## Problem details:
In the listing below, find every line containing "grelha" and copy it out.

## Records shown:

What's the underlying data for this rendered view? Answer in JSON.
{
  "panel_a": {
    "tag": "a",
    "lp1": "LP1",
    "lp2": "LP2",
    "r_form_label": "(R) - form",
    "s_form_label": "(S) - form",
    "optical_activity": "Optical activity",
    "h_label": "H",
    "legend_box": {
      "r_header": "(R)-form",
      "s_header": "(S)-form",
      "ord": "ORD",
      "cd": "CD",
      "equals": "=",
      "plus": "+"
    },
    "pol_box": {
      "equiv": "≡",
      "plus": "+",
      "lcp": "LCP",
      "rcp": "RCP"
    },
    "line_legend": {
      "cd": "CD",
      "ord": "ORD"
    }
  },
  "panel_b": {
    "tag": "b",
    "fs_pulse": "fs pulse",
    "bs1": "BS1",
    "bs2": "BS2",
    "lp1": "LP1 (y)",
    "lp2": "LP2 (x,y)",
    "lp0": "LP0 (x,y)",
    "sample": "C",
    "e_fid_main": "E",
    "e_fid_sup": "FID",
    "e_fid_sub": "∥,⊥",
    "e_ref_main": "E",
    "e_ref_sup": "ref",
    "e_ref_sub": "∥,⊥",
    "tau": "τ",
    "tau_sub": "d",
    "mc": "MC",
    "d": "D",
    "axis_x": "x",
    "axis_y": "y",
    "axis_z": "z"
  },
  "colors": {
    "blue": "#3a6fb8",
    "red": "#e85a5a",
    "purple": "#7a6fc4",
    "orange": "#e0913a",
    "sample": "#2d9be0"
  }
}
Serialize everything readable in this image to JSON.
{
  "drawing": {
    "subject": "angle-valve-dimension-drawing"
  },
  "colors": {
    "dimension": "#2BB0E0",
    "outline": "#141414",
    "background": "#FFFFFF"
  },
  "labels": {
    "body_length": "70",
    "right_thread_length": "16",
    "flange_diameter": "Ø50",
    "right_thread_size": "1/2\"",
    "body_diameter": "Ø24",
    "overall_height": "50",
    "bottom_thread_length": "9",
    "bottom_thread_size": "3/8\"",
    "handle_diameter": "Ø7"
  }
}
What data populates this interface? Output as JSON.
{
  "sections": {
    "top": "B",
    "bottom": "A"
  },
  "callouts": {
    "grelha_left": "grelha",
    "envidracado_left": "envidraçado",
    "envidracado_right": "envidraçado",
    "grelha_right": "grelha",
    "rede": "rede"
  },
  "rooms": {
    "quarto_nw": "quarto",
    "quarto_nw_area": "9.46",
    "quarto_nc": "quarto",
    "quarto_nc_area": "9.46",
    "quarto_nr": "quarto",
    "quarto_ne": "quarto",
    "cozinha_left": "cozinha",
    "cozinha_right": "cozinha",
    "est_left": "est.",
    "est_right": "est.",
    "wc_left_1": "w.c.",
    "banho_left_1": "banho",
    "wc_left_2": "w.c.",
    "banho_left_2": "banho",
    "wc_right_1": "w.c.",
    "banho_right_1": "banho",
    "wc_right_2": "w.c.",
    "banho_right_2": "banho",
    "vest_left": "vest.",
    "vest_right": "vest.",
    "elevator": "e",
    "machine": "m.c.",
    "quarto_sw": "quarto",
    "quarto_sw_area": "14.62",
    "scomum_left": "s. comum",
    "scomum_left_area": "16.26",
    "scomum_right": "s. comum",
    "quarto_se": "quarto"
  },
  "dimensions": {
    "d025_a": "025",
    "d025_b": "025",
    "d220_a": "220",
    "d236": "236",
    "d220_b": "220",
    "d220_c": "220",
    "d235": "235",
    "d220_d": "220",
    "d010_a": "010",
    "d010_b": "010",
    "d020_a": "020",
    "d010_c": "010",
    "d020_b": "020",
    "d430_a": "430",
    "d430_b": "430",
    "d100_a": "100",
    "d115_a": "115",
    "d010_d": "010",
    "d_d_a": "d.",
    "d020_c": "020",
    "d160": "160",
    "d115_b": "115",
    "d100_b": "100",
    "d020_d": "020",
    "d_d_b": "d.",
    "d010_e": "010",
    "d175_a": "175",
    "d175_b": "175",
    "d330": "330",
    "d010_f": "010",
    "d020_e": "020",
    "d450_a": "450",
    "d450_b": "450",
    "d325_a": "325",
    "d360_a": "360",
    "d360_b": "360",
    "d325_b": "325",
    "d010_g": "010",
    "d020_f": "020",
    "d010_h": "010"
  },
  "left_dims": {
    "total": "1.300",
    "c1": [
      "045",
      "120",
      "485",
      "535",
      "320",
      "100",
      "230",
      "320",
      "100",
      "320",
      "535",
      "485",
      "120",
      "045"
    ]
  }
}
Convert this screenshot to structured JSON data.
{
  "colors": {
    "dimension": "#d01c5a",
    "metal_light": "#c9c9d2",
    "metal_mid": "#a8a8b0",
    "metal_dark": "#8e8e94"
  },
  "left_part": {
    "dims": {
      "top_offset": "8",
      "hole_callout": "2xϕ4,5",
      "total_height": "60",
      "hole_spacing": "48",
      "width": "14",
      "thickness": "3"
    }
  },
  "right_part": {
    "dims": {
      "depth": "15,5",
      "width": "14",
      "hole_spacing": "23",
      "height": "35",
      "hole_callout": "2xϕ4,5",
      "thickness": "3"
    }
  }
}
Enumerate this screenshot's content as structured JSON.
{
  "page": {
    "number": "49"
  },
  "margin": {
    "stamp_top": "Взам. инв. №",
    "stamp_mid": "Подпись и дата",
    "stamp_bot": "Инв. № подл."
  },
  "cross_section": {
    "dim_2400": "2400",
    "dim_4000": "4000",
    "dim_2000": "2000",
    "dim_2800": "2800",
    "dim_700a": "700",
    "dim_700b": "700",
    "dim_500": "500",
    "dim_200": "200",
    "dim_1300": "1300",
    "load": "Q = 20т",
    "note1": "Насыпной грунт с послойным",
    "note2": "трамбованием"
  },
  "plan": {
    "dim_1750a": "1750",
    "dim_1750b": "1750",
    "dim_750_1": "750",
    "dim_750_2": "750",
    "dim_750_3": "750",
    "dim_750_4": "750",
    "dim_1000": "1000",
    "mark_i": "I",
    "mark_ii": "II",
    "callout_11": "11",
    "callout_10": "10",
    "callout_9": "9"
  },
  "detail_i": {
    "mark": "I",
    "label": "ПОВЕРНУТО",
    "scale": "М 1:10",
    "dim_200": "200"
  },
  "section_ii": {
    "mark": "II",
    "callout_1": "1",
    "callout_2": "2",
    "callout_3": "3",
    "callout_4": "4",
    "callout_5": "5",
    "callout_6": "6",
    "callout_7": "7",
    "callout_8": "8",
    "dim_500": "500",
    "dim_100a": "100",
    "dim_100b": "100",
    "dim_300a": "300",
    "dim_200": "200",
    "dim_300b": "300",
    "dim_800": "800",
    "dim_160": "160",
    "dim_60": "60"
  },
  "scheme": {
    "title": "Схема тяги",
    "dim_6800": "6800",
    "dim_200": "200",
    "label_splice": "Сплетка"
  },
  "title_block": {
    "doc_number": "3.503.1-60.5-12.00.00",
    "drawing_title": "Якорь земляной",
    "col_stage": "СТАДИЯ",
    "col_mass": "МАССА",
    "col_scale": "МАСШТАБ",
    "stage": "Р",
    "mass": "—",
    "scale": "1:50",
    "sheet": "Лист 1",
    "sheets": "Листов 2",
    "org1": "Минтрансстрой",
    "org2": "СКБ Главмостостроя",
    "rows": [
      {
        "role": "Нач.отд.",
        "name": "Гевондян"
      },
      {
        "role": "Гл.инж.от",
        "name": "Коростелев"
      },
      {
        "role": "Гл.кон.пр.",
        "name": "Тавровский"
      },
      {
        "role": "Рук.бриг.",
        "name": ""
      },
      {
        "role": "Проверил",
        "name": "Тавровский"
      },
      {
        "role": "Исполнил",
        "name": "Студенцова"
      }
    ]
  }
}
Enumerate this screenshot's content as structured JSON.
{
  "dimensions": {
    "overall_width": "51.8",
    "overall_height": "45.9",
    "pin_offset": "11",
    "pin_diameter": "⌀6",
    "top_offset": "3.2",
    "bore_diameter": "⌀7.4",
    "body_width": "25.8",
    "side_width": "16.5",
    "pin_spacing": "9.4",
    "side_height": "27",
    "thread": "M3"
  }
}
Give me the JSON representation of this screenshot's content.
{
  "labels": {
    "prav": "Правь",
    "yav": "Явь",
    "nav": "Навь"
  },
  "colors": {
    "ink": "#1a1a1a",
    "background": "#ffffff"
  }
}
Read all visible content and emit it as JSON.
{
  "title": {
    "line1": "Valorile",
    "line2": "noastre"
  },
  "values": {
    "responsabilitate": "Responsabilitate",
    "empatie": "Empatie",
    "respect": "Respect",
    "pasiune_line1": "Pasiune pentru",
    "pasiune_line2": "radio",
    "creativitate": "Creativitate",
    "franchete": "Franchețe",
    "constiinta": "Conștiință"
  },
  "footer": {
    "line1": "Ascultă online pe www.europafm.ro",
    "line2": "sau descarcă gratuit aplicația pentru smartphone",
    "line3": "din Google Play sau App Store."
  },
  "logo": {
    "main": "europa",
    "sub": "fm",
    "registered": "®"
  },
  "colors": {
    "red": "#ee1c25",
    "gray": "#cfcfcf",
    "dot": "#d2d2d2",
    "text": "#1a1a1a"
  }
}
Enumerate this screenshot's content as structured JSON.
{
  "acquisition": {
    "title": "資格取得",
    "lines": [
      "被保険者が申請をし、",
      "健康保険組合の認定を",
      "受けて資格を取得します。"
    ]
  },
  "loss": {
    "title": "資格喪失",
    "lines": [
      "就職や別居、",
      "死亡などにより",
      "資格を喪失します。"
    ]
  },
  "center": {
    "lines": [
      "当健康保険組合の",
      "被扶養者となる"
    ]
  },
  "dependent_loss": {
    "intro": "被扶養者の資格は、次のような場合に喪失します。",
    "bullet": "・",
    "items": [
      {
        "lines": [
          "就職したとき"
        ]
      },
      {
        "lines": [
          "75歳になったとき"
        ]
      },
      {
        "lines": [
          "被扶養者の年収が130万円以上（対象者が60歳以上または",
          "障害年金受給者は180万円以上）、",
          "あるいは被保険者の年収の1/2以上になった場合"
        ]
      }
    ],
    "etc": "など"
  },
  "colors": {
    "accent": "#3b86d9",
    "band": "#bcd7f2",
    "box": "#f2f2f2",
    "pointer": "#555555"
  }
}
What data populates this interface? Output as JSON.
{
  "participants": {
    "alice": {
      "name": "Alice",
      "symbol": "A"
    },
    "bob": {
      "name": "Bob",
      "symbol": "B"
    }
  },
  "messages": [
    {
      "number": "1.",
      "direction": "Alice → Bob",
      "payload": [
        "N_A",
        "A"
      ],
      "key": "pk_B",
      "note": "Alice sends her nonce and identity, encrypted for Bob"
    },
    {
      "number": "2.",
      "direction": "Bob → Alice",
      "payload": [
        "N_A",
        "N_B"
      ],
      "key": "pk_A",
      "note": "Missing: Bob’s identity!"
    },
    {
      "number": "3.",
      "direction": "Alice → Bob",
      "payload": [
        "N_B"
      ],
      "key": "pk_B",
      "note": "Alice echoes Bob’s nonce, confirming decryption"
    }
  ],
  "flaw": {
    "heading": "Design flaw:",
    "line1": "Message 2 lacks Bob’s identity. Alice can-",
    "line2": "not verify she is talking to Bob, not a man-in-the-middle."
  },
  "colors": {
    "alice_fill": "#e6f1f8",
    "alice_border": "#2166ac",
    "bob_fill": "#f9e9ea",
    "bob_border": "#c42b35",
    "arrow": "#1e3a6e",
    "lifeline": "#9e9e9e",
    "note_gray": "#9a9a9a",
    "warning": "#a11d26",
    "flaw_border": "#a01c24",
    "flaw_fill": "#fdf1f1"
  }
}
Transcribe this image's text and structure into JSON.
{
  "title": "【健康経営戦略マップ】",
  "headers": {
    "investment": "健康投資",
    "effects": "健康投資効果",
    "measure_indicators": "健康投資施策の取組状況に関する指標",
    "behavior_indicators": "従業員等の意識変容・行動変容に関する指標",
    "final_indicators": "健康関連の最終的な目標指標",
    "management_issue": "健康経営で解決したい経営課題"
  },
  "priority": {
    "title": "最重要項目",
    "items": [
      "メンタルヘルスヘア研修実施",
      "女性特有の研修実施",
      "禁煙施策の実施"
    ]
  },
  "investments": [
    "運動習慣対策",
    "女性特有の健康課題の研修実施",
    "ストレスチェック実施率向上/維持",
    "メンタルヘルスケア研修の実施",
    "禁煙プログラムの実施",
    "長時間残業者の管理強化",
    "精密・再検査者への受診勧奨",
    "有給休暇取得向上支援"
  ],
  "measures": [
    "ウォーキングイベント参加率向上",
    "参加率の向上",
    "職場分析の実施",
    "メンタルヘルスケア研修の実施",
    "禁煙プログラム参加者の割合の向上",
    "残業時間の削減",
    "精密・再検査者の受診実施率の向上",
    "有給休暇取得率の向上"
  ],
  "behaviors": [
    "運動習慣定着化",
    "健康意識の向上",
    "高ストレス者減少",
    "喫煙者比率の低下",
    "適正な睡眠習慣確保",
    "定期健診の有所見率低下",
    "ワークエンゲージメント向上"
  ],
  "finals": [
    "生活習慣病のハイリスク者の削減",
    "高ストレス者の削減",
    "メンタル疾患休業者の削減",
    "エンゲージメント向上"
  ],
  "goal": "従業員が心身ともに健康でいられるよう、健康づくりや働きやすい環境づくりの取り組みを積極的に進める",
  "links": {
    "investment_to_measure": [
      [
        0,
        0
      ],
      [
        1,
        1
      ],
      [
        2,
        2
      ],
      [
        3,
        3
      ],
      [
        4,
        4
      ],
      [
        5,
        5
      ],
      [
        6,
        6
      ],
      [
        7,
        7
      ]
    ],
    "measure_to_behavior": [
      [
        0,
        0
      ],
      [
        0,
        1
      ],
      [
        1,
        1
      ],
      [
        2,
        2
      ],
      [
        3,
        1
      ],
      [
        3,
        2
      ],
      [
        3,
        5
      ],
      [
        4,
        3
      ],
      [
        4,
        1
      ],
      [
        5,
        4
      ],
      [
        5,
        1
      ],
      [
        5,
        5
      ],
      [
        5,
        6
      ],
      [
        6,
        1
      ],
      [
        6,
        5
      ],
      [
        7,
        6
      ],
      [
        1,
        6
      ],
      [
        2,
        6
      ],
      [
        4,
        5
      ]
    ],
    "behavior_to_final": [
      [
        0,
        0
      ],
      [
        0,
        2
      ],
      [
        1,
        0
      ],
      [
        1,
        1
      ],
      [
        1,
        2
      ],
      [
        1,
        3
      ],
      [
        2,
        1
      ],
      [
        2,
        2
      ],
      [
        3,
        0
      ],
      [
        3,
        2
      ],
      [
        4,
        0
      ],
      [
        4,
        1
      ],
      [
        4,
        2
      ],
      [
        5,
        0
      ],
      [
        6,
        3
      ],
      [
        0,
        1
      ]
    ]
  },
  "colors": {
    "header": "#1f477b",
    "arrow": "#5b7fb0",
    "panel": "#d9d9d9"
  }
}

## Exercise result:
    "grelha_left": "grelha",
    "grelha_right": "grelha",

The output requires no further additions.